* _REQUIRED TASK_
Copy every line from the material below that holds "TradingView".
— BEGIN STORED DATA —
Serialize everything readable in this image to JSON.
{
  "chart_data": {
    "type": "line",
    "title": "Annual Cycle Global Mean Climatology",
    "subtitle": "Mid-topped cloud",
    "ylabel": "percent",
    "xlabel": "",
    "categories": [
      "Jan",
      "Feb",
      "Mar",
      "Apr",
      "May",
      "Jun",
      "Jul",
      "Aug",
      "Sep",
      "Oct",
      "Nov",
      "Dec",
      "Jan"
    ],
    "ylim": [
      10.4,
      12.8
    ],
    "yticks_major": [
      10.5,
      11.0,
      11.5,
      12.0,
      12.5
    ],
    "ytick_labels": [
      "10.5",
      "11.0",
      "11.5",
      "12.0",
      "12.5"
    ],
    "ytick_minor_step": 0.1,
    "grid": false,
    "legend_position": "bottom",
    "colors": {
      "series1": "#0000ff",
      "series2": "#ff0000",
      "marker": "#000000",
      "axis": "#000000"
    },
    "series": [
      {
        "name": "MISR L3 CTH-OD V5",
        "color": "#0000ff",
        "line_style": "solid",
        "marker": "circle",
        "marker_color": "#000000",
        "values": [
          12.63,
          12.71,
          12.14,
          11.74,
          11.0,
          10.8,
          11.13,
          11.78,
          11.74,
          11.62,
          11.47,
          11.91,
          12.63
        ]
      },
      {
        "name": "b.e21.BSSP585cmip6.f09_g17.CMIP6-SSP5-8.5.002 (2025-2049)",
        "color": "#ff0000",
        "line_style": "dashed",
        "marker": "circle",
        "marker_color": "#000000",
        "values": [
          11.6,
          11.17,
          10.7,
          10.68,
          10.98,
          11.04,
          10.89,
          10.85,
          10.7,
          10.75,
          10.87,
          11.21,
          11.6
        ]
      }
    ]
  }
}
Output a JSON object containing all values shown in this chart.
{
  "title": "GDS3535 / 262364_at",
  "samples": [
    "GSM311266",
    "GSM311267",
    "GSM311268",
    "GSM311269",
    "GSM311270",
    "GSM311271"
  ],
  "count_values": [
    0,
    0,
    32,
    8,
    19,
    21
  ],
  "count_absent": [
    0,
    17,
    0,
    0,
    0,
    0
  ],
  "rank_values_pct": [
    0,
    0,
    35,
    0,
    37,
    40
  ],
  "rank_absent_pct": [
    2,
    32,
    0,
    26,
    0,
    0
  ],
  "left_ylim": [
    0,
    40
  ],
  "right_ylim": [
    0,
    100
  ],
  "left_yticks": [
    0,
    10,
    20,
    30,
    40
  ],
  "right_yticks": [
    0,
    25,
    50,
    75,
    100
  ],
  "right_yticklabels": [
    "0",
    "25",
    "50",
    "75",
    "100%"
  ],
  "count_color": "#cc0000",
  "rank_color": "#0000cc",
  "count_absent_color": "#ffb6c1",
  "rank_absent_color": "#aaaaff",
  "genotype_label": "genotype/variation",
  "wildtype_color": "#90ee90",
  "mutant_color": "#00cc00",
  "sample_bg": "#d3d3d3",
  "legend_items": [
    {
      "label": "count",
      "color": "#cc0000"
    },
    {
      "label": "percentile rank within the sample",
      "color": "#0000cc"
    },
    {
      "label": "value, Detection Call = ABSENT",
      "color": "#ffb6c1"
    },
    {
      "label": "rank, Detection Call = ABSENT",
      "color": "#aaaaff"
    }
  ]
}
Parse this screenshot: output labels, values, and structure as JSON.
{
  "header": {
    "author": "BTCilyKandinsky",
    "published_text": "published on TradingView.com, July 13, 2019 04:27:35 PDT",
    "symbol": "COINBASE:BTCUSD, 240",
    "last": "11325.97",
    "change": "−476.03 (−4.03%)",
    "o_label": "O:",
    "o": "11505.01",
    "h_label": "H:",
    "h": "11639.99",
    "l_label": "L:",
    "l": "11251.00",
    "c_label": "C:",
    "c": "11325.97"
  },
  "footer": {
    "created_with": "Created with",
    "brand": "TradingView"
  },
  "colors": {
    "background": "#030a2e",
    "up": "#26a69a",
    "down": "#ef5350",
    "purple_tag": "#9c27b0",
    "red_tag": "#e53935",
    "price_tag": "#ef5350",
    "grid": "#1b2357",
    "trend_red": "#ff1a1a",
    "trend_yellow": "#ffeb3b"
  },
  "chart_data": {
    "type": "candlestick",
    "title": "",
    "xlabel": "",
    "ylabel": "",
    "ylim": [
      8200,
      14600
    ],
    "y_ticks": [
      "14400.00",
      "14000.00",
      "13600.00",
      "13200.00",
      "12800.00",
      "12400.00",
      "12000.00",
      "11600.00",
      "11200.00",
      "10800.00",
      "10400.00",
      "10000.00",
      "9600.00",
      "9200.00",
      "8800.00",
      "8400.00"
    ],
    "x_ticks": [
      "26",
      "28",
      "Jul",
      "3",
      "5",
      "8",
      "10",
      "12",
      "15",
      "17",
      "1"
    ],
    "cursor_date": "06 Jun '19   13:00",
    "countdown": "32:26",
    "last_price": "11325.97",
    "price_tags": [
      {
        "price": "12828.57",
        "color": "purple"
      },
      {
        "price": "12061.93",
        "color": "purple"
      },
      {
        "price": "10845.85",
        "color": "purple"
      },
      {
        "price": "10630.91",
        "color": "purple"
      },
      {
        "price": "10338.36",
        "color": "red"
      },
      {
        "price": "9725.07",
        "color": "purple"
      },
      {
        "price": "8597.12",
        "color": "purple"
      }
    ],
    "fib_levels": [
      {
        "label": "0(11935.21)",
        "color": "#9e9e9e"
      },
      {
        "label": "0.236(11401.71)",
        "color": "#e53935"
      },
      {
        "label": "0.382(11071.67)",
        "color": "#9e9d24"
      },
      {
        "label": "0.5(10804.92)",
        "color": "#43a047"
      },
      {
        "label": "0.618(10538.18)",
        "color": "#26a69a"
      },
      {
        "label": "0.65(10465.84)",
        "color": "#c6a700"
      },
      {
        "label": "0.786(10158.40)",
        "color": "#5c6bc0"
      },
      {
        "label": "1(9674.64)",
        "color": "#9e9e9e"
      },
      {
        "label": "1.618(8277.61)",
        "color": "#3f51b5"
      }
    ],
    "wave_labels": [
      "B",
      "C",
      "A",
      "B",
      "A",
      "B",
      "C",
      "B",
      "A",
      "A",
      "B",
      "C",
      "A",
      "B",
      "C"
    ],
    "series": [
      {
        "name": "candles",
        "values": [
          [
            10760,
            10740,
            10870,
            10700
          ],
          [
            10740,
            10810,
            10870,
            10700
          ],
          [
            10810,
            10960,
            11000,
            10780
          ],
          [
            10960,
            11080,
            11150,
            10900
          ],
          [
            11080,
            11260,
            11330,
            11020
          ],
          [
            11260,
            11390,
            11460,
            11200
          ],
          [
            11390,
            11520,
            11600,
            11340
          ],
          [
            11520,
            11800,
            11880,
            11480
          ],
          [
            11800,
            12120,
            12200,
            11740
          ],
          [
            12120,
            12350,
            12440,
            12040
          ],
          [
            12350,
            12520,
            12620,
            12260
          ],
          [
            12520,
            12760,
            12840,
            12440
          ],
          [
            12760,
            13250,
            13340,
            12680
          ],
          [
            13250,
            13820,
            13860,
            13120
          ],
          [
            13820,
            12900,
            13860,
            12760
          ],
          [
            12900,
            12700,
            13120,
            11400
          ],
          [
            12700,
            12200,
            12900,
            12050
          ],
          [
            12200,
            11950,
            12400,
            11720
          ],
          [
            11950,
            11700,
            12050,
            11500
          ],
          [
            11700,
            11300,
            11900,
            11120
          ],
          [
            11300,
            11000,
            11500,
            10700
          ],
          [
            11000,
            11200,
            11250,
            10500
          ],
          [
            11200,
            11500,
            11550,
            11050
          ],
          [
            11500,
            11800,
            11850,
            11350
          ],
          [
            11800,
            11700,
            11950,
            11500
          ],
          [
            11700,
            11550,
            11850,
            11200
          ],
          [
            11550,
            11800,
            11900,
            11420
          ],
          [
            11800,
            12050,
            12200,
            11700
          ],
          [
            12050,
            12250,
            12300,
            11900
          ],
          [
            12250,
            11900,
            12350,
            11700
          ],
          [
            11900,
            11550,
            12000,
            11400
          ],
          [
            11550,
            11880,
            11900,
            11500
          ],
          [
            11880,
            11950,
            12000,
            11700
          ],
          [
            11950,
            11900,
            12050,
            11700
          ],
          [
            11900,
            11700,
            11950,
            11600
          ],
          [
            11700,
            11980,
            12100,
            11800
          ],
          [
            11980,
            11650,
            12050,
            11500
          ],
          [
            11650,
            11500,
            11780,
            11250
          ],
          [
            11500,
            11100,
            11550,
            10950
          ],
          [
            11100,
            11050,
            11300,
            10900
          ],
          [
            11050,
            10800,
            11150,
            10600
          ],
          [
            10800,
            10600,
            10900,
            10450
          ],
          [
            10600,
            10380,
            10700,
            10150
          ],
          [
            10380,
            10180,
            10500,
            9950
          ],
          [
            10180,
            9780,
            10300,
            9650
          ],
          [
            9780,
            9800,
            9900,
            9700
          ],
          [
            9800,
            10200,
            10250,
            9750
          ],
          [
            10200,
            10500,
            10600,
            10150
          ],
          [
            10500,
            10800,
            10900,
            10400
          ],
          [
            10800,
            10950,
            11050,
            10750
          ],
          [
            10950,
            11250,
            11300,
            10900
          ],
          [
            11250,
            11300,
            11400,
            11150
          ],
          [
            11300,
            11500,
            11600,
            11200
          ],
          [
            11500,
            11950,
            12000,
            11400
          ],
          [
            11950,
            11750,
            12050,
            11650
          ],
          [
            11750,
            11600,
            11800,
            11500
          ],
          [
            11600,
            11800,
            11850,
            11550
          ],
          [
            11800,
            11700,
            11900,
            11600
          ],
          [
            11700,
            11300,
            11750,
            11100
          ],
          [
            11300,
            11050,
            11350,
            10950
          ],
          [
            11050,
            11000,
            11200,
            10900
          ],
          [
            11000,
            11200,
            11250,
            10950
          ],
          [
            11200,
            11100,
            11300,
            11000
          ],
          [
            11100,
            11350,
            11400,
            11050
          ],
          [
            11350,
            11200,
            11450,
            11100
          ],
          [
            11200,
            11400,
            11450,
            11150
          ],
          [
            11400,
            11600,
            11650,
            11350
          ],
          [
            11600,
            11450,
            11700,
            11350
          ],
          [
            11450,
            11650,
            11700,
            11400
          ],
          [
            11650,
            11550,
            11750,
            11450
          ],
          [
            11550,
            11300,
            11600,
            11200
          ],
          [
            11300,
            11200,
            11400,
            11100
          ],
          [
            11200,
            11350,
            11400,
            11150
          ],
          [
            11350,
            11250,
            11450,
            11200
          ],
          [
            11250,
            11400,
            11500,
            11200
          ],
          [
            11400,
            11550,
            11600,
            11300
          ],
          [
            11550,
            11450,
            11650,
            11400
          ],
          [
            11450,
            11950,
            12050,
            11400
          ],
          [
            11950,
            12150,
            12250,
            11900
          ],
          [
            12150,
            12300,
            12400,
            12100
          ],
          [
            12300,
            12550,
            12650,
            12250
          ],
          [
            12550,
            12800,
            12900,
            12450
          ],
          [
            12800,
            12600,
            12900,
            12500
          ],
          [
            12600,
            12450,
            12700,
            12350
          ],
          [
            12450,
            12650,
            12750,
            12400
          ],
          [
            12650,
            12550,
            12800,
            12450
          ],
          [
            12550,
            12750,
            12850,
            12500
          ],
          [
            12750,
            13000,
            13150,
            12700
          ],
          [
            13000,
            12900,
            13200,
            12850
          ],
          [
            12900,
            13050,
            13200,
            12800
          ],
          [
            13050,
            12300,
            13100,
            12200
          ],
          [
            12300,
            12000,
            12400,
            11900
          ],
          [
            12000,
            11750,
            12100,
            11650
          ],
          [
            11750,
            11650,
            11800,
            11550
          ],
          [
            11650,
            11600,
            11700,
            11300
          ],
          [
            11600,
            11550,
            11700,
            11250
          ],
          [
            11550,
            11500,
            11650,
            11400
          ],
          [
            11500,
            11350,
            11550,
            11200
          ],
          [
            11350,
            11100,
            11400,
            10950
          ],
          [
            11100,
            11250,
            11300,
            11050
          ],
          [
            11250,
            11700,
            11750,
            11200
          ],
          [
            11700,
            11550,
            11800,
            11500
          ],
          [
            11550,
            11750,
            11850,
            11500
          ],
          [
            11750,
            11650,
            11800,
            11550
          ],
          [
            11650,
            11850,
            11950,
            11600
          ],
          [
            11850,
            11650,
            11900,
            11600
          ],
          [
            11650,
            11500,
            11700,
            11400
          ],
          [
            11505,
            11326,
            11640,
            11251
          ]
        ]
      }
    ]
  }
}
— END STORED DATA —
* _TASK SOLUTION_
    "published_text": "published on TradingView.com, July 13, 2019 04:27:35 PDT",
    "brand": "TradingView"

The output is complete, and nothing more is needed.